(Saved entries)
==============================
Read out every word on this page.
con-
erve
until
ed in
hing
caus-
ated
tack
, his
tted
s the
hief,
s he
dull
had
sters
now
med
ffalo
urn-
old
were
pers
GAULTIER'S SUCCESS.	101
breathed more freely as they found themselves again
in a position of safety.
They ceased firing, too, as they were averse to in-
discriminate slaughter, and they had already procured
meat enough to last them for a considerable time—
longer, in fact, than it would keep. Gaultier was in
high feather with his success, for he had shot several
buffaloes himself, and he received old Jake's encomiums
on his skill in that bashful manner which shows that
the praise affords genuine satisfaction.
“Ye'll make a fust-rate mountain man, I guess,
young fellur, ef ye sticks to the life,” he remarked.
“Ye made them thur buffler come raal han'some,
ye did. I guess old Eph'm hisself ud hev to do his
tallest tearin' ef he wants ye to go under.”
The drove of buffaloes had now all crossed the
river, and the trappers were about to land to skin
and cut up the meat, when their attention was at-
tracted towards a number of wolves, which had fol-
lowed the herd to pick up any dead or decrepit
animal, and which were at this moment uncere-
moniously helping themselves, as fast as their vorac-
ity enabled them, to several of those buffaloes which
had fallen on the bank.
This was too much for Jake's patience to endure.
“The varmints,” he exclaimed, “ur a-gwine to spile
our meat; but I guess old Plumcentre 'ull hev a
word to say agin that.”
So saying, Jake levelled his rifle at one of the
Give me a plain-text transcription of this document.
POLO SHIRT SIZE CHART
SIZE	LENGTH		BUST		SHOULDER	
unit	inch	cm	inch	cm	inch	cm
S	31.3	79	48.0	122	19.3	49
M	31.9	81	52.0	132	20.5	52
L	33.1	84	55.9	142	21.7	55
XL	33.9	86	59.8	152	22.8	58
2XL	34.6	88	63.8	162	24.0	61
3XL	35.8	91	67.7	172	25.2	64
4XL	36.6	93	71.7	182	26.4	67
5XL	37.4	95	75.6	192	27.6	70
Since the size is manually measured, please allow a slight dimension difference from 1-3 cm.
==============================
PROBLEM STATEMENT ▸
Each record above should be repeated exactly as it appears.

SOLUTION TO THE EXERCISE ▸
Read out every word on this page.
con-
erve
until
ed in
hing
caus-
ated
tack
, his
tted
s the
hief,
s he
dull
had
sters
now
med
ffalo
urn-
old
were
pers
GAULTIER'S SUCCESS.	101
breathed more freely as they found themselves again
in a position of safety.
They ceased firing, too, as they were averse to in-
discriminate slaughter, and they had already procured
meat enough to last them for a considerable time—
longer, in fact, than it would keep. Gaultier was in
high feather with his success, for he had shot several
buffaloes himself, and he received old Jake's encomiums
on his skill in that bashful manner which shows that
the praise affords genuine satisfaction.
“Ye'll make a fust-rate mountain man, I guess,
young fellur, ef ye sticks to the life,” he remarked.
“Ye made them thur buffler come raal han'some,
ye did. I guess old Eph'm hisself ud hev to do his
tallest tearin' ef he wants ye to go under.”
The drove of buffaloes had now all crossed the
river, and the trappers were about to land to skin
and cut up the meat, when their attention was at-
tracted towards a number of wolves, which had fol-
lowed the herd to pick up any dead or decrepit
animal, and which were at this moment uncere-
moniously helping themselves, as fast as their vorac-
ity enabled them, to several of those buffaloes which
had fallen on the bank.
This was too much for Jake's patience to endure.
“The varmints,” he exclaimed, “ur a-gwine to spile
our meat; but I guess old Plumcentre 'ull hev a
word to say agin that.”
So saying, Jake levelled his rifle at one of the
Give me a plain-text transcription of this document.
POLO SHIRT SIZE CHART
SIZE	LENGTH		BUST		SHOULDER	
unit	inch	cm	inch	cm	inch	cm
S	31.3	79	48.0	122	19.3	49
M	31.9	81	52.0	132	20.5	52
L	33.1	84	55.9	142	21.7	55
XL	33.9	86	59.8	152	22.8	58
2XL	34.6	88	63.8	162	24.0	61
3XL	35.8	91	67.7	172	25.2	64
4XL	36.6	93	71.7	182	26.4	67
5XL	37.4	95	75.6	192	27.6	70
Since the size is manually measured, please allow a slight dimension difference from 1-3 cm.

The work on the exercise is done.